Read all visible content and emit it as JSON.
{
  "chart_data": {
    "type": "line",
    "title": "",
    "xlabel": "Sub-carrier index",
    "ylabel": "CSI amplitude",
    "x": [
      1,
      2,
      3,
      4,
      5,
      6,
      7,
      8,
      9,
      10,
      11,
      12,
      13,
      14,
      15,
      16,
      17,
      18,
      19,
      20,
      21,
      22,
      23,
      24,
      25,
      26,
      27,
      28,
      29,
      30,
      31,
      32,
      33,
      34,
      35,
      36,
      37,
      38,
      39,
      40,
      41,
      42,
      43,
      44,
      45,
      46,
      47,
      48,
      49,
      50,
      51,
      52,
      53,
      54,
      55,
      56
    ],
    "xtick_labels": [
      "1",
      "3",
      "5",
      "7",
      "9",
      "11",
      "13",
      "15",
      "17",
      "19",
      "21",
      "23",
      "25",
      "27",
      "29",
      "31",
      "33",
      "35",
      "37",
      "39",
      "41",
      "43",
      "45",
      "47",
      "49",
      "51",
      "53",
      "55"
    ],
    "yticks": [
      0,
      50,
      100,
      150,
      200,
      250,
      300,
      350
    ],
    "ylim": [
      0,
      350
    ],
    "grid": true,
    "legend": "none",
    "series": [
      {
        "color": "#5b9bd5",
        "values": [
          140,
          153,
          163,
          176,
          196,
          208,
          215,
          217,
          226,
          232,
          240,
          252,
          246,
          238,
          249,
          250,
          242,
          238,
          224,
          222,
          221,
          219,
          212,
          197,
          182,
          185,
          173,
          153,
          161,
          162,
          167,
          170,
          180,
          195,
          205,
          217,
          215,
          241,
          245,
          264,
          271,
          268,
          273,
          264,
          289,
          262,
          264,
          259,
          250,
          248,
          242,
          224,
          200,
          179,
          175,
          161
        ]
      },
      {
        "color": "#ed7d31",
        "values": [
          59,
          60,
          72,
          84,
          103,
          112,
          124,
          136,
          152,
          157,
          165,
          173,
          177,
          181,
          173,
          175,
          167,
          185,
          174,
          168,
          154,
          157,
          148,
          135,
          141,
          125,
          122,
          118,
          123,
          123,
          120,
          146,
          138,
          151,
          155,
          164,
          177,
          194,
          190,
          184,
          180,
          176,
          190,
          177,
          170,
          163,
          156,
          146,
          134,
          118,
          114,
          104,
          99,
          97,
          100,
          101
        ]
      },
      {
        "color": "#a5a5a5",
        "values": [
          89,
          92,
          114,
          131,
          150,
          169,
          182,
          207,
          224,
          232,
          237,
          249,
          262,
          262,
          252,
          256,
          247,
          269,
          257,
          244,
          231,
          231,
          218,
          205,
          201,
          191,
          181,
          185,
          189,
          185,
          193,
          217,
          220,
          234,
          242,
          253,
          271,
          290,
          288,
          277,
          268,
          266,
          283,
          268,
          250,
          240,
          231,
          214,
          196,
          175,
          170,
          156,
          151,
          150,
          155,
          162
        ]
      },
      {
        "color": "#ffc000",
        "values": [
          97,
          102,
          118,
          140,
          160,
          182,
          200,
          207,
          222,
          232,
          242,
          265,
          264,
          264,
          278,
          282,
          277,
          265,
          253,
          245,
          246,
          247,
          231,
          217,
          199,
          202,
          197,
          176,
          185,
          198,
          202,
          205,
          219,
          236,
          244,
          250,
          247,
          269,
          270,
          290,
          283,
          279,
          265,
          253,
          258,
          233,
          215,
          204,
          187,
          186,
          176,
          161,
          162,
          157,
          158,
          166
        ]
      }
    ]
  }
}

———

Given task: Restate every entry word for word.

Output below:
Read all visible content and emit it as JSON.
{
  "chart_data": {
    "type": "line",
    "title": "",
    "xlabel": "Sub-carrier index",
    "ylabel": "CSI amplitude",
    "x": [
      1,
      2,
      3,
      4,
      5,
      6,
      7,
      8,
      9,
      10,
      11,
      12,
      13,
      14,
      15,
      16,
      17,
      18,
      19,
      20,
      21,
      22,
      23,
      24,
      25,
      26,
      27,
      28,
      29,
      30,
      31,
      32,
      33,
      34,
      35,
      36,
      37,
      38,
      39,
      40,
      41,
      42,
      43,
      44,
      45,
      46,
      47,
      48,
      49,
      50,
      51,
      52,
      53,
      54,
      55,
      56
    ],
    "xtick_labels": [
      "1",
      "3",
      "5",
      "7",
      "9",
      "11",
      "13",
      "15",
      "17",
      "19",
      "21",
      "23",
      "25",
      "27",
      "29",
      "31",
      "33",
      "35",
      "37",
      "39",
      "41",
      "43",
      "45",
      "47",
      "49",
      "51",
      "53",
      "55"
    ],
    "yticks": [
      0,
      50,
      100,
      150,
      200,
      250,
      300,
      350
    ],
    "ylim": [
      0,
      350
    ],
    "grid": true,
    "legend": "none",
    "series": [
      {
        "color": "#5b9bd5",
        "values": [
          140,
          153,
          163,
          176,
          196,
          208,
          215,
          217,
          226,
          232,
          240,
          252,
          246,
          238,
          249,
          250,
          242,
          238,
          224,
          222,
          221,
          219,
          212,
          197,
          182,
          185,
          173,
          153,
          161,
          162,
          167,
          170,
          180,
          195,
          205,
          217,
          215,
          241,
          245,
          264,
          271,
          268,
          273,
          264,
          289,
          262,
          264,
          259,
          250,
          248,
          242,
          224,
          200,
          179,
          175,
          161
        ]
      },
      {
        "color": "#ed7d31",
        "values": [
          59,
          60,
          72,
          84,
          103,
          112,
          124,
          136,
          152,
          157,
          165,
          173,
          177,
          181,
          173,
          175,
          167,
          185,
          174,
          168,
          154,
          157,
          148,
          135,
          141,
          125,
          122,
          118,
          123,
          123,
          120,
          146,
          138,
          151,
          155,
          164,
          177,
          194,
          190,
          184,
          180,
          176,
          190,
          177,
          170,
          163,
          156,
          146,
          134,
          118,
          114,
          104,
          99,
          97,
          100,
          101
        ]
      },
      {
        "color": "#a5a5a5",
        "values": [
          89,
          92,
          114,
          131,
          150,
          169,
          182,
          207,
          224,
          232,
          237,
          249,
          262,
          262,
          252,
          256,
          247,
          269,
          257,
          244,
          231,
          231,
          218,
          205,
          201,
          191,
          181,
          185,
          189,
          185,
          193,
          217,
          220,
          234,
          242,
          253,
          271,
          290,
          288,
          277,
          268,
          266,
          283,
          268,
          250,
          240,
          231,
          214,
          196,
          175,
          170,
          156,
          151,
          150,
          155,
          162
        ]
      },
      {
        "color": "#ffc000",
        "values": [
          97,
          102,
          118,
          140,
          160,
          182,
          200,
          207,
          222,
          232,
          242,
          265,
          264,
          264,
          278,
          282,
          277,
          265,
          253,
          245,
          246,
          247,
          231,
          217,
          199,
          202,
          197,
          176,
          185,
          198,
          202,
          205,
          219,
          236,
          244,
          250,
          247,
          269,
          270,
          290,
          283,
          279,
          265,
          253,
          258,
          233,
          215,
          204,
          187,
          186,
          176,
          161,
          162,
          157,
          158,
          166
        ]
      }
    ]
  }
}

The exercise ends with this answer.